THE EXERCISE:
Please give the entries again in full and exactly, without any picture.

Records contained in a dataset:

--

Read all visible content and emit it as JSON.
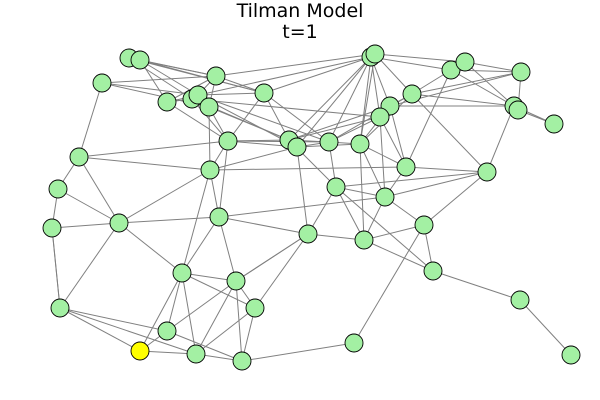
{
  "title": "Tilman Model",
  "subtitle": "t=1",
  "colors": {
    "node_fill": "#a3f0a3",
    "node_highlight": "#ffff00",
    "node_stroke": "#000000",
    "edge": "#808080",
    "background": "#ffffff"
  },
  "chart_data": {
    "type": "network",
    "node_count": 52,
    "highlighted_node_count": 1
  }
}
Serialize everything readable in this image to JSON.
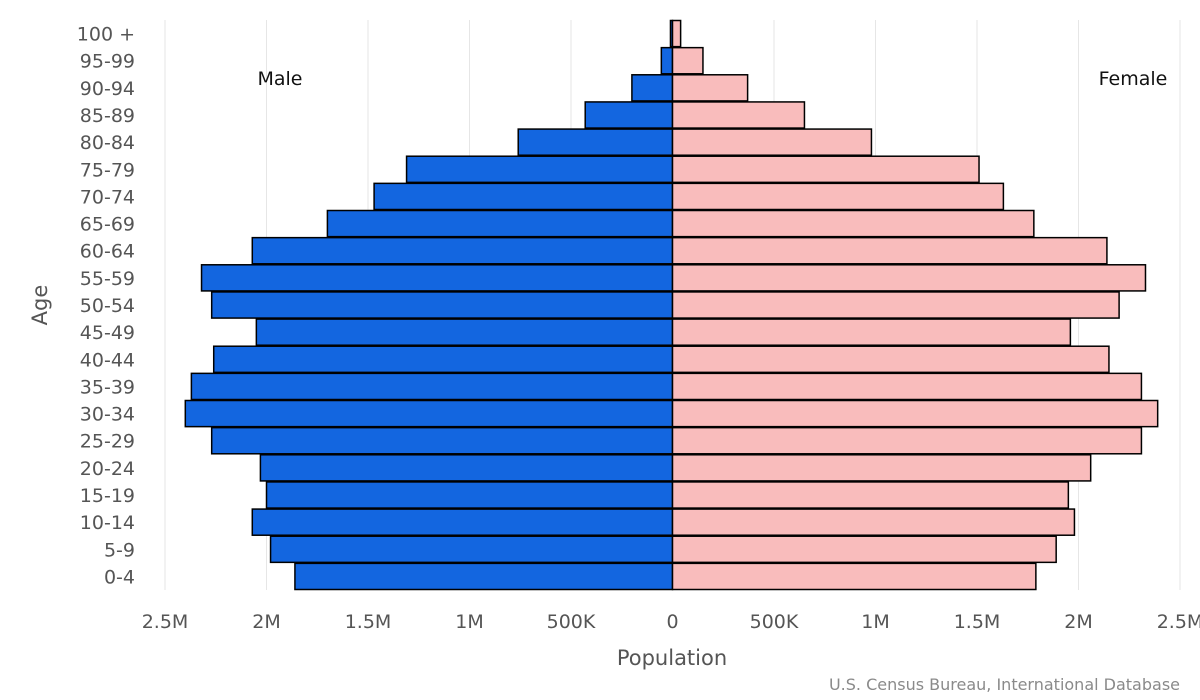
{
  "chart_data": {
    "type": "bar",
    "orientation": "horizontal",
    "xlabel": "Population",
    "ylabel": "Age",
    "categories": [
      "0-4",
      "5-9",
      "10-14",
      "15-19",
      "20-24",
      "25-29",
      "30-34",
      "35-39",
      "40-44",
      "45-49",
      "50-54",
      "55-59",
      "60-64",
      "65-69",
      "70-74",
      "75-79",
      "80-84",
      "85-89",
      "90-94",
      "95-99",
      "100 +"
    ],
    "series": [
      {
        "name": "Male",
        "color": "#1366e0",
        "values": [
          1860000,
          1980000,
          2070000,
          2000000,
          2030000,
          2270000,
          2400000,
          2370000,
          2260000,
          2050000,
          2270000,
          2320000,
          2070000,
          1700000,
          1470000,
          1310000,
          760000,
          430000,
          200000,
          55000,
          10000
        ]
      },
      {
        "name": "Female",
        "color": "#f9bcbc",
        "values": [
          1790000,
          1890000,
          1980000,
          1950000,
          2060000,
          2310000,
          2390000,
          2310000,
          2150000,
          1960000,
          2200000,
          2330000,
          2140000,
          1780000,
          1630000,
          1510000,
          980000,
          650000,
          370000,
          150000,
          40000
        ]
      }
    ],
    "xlim": [
      -2500000,
      2500000
    ],
    "xticks": [
      {
        "value": -2500000,
        "label": "2.5M"
      },
      {
        "value": -2000000,
        "label": "2M"
      },
      {
        "value": -1500000,
        "label": "1.5M"
      },
      {
        "value": -1000000,
        "label": "1M"
      },
      {
        "value": -500000,
        "label": "500K"
      },
      {
        "value": 0,
        "label": "0"
      },
      {
        "value": 500000,
        "label": "500K"
      },
      {
        "value": 1000000,
        "label": "1M"
      },
      {
        "value": 1500000,
        "label": "1.5M"
      },
      {
        "value": 2000000,
        "label": "2M"
      },
      {
        "value": 2500000,
        "label": "2.5M"
      }
    ],
    "grid": true,
    "side_labels": {
      "left": "Male",
      "right": "Female"
    },
    "credit": "U.S. Census Bureau, International Database"
  }
}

--

RESULT OF THIS EXERCISE:
Read all visible content and emit it as JSON.
{
  "title": "Tilman Model",
  "subtitle": "t=1",
  "colors": {
    "node_fill": "#a3f0a3",
    "node_highlight": "#ffff00",
    "node_stroke": "#000000",
    "edge": "#808080",
    "background": "#ffffff"
  },
  "chart_data": {
    "type": "network",
    "node_count": 52,
    "highlighted_node_count": 1
  }
}
Serialize everything readable in this image to JSON.
{
  "chart_data": {
    "type": "bar",
    "orientation": "horizontal",
    "xlabel": "Population",
    "ylabel": "Age",
    "categories": [
      "0-4",
      "5-9",
      "10-14",
      "15-19",
      "20-24",
      "25-29",
      "30-34",
      "35-39",
      "40-44",
      "45-49",
      "50-54",
      "55-59",
      "60-64",
      "65-69",
      "70-74",
      "75-79",
      "80-84",
      "85-89",
      "90-94",
      "95-99",
      "100 +"
    ],
    "series": [
      {
        "name": "Male",
        "color": "#1366e0",
        "values": [
          1860000,
          1980000,
          2070000,
          2000000,
          2030000,
          2270000,
          2400000,
          2370000,
          2260000,
          2050000,
          2270000,
          2320000,
          2070000,
          1700000,
          1470000,
          1310000,
          760000,
          430000,
          200000,
          55000,
          10000
        ]
      },
      {
        "name": "Female",
        "color": "#f9bcbc",
        "values": [
          1790000,
          1890000,
          1980000,
          1950000,
          2060000,
          2310000,
          2390000,
          2310000,
          2150000,
          1960000,
          2200000,
          2330000,
          2140000,
          1780000,
          1630000,
          1510000,
          980000,
          650000,
          370000,
          150000,
          40000
        ]
      }
    ],
    "xlim": [
      -2500000,
      2500000
    ],
    "xticks": [
      {
        "value": -2500000,
        "label": "2.5M"
      },
      {
        "value": -2000000,
        "label": "2M"
      },
      {
        "value": -1500000,
        "label": "1.5M"
      },
      {
        "value": -1000000,
        "label": "1M"
      },
      {
        "value": -500000,
        "label": "500K"
      },
      {
        "value": 0,
        "label": "0"
      },
      {
        "value": 500000,
        "label": "500K"
      },
      {
        "value": 1000000,
        "label": "1M"
      },
      {
        "value": 1500000,
        "label": "1.5M"
      },
      {
        "value": 2000000,
        "label": "2M"
      },
      {
        "value": 2500000,
        "label": "2.5M"
      }
    ],
    "grid": true,
    "side_labels": {
      "left": "Male",
      "right": "Female"
    },
    "credit": "U.S. Census Bureau, International Database"
  }
}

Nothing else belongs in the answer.